*** Supplied material ***

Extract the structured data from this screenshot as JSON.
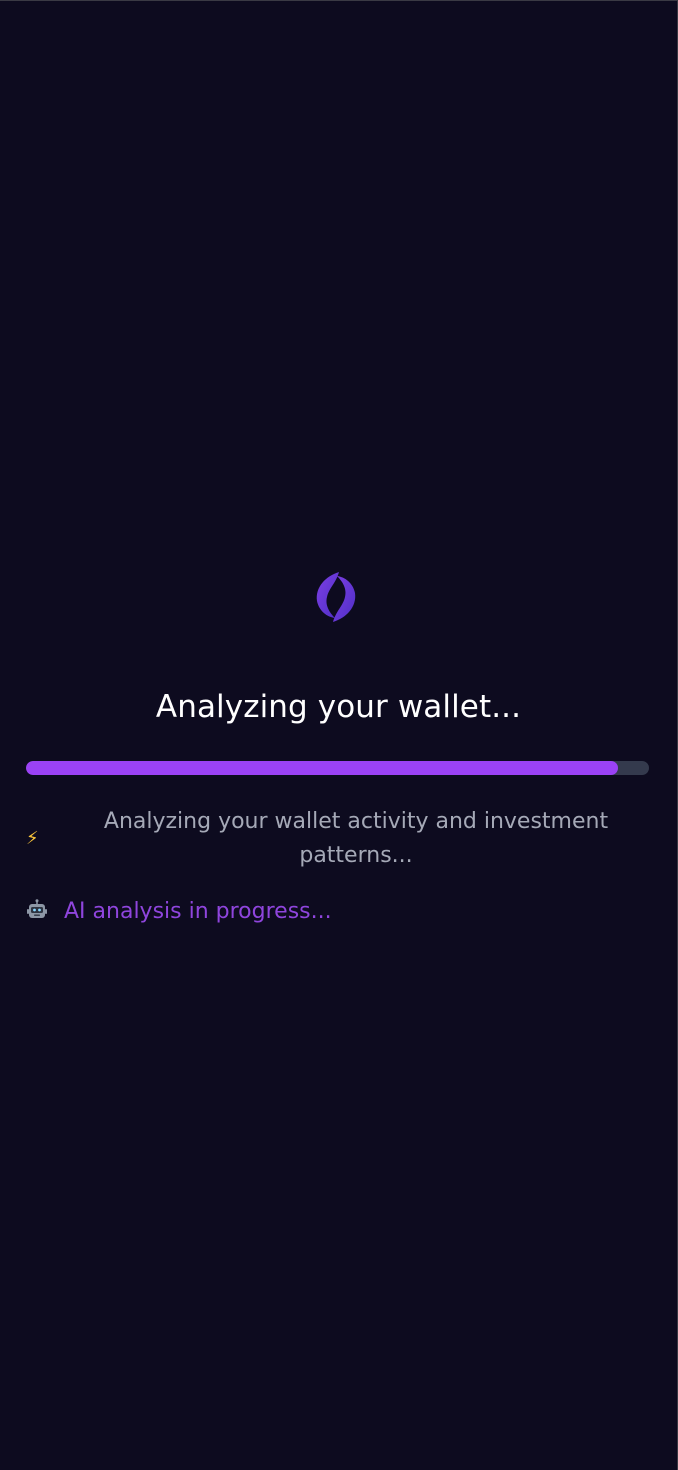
{
  "loading": {
    "title": "Analyzing your wallet...",
    "progress_percent": 95,
    "status_message": "Analyzing your wallet activity and investment patterns...",
    "status_icon": "lightning-icon",
    "secondary_message": "AI analysis in progress...",
    "secondary_icon": "robot-icon"
  },
  "colors": {
    "background": "#0d0b1f",
    "accent": "#9b42f5",
    "track": "#343a4d",
    "text_primary": "#ffffff",
    "text_muted": "#a5a9b7",
    "ai_text": "#8f45dd"
  }
}
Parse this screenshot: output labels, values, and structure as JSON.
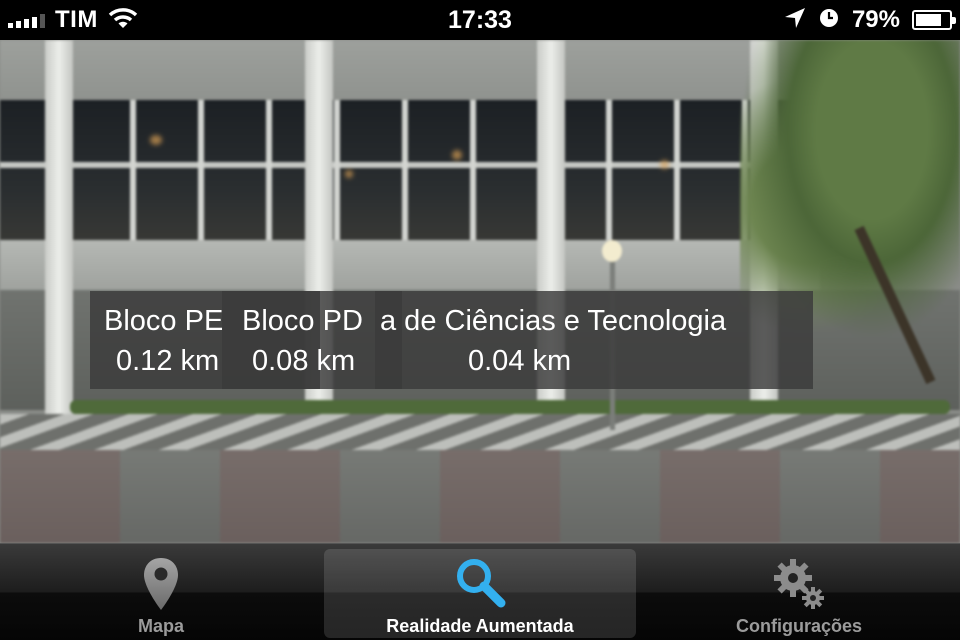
{
  "status_bar": {
    "carrier": "TIM",
    "time": "17:33",
    "battery": "79%",
    "battery_level": 0.79,
    "icons": [
      "signal-icon",
      "wifi-icon",
      "location-arrow-icon",
      "alarm-clock-icon",
      "battery-icon"
    ]
  },
  "camera": {
    "labels": [
      {
        "name": "Bloco PE",
        "distance": "0.12 km"
      },
      {
        "name": "Bloco PD",
        "distance": "0.08 km"
      },
      {
        "name": "a de Ciências e Tecnologia",
        "distance": "0.04 km"
      }
    ]
  },
  "tab_bar": {
    "tabs": [
      {
        "label": "Mapa",
        "icon": "map-pin-icon",
        "selected": false
      },
      {
        "label": "Realidade Aumentada",
        "icon": "magnifier-icon",
        "selected": true
      },
      {
        "label": "Configurações",
        "icon": "gears-icon",
        "selected": false
      }
    ],
    "colors": {
      "active_label": "#ffffff",
      "inactive_label": "#9b9b9b",
      "search_accent": "#33b0ef"
    }
  }
}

***

**The problem**
Locate the lines above that contain "name" and copy them.

**Result below**
        "name": "Bloco PE",
        "name": "Bloco PD",
        "name": "a de Ciências e Tecnologia",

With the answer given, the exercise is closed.